* Task requirements
Set down the material once more, exactly as it appears.

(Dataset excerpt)
----

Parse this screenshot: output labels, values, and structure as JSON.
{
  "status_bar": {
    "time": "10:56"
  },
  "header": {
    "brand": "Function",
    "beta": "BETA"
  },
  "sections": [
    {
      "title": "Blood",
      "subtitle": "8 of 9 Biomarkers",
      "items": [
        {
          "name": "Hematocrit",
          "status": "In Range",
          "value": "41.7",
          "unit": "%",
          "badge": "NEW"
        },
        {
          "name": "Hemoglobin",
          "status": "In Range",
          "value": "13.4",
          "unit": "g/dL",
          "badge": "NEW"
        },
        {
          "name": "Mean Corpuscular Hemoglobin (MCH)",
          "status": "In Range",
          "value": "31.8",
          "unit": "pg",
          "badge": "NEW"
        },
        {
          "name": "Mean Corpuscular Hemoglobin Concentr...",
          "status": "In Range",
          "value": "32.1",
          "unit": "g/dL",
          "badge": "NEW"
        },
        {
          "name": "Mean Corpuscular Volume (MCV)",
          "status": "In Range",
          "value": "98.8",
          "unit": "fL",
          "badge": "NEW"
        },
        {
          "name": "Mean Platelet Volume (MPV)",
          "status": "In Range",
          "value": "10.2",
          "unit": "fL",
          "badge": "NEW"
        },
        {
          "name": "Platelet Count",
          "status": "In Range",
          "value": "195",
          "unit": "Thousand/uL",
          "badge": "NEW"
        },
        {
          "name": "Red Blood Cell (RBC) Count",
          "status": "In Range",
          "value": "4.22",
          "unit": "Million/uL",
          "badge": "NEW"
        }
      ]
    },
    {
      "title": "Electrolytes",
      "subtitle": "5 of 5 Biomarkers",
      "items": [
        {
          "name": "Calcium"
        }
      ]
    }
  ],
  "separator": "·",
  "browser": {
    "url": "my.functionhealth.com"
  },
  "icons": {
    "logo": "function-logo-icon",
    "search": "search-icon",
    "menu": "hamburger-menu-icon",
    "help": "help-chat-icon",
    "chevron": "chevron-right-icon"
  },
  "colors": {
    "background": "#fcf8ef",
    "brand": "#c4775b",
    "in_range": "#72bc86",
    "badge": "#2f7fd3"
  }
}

----

* Solution for this exercise
Parse this screenshot: output labels, values, and structure as JSON.
{
  "status_bar": {
    "time": "10:56"
  },
  "header": {
    "brand": "Function",
    "beta": "BETA"
  },
  "sections": [
    {
      "title": "Blood",
      "subtitle": "8 of 9 Biomarkers",
      "items": [
        {
          "name": "Hematocrit",
          "status": "In Range",
          "value": "41.7",
          "unit": "%",
          "badge": "NEW"
        },
        {
          "name": "Hemoglobin",
          "status": "In Range",
          "value": "13.4",
          "unit": "g/dL",
          "badge": "NEW"
        },
        {
          "name": "Mean Corpuscular Hemoglobin (MCH)",
          "status": "In Range",
          "value": "31.8",
          "unit": "pg",
          "badge": "NEW"
        },
        {
          "name": "Mean Corpuscular Hemoglobin Concentr...",
          "status": "In Range",
          "value": "32.1",
          "unit": "g/dL",
          "badge": "NEW"
        },
        {
          "name": "Mean Corpuscular Volume (MCV)",
          "status": "In Range",
          "value": "98.8",
          "unit": "fL",
          "badge": "NEW"
        },
        {
          "name": "Mean Platelet Volume (MPV)",
          "status": "In Range",
          "value": "10.2",
          "unit": "fL",
          "badge": "NEW"
        },
        {
          "name": "Platelet Count",
          "status": "In Range",
          "value": "195",
          "unit": "Thousand/uL",
          "badge": "NEW"
        },
        {
          "name": "Red Blood Cell (RBC) Count",
          "status": "In Range",
          "value": "4.22",
          "unit": "Million/uL",
          "badge": "NEW"
        }
      ]
    },
    {
      "title": "Electrolytes",
      "subtitle": "5 of 5 Biomarkers",
      "items": [
        {
          "name": "Calcium"
        }
      ]
    }
  ],
  "separator": "·",
  "browser": {
    "url": "my.functionhealth.com"
  },
  "icons": {
    "logo": "function-logo-icon",
    "search": "search-icon",
    "menu": "hamburger-menu-icon",
    "help": "help-chat-icon",
    "chevron": "chevron-right-icon"
  },
  "colors": {
    "background": "#fcf8ef",
    "brand": "#c4775b",
    "in_range": "#72bc86",
    "badge": "#2f7fd3"
  }
}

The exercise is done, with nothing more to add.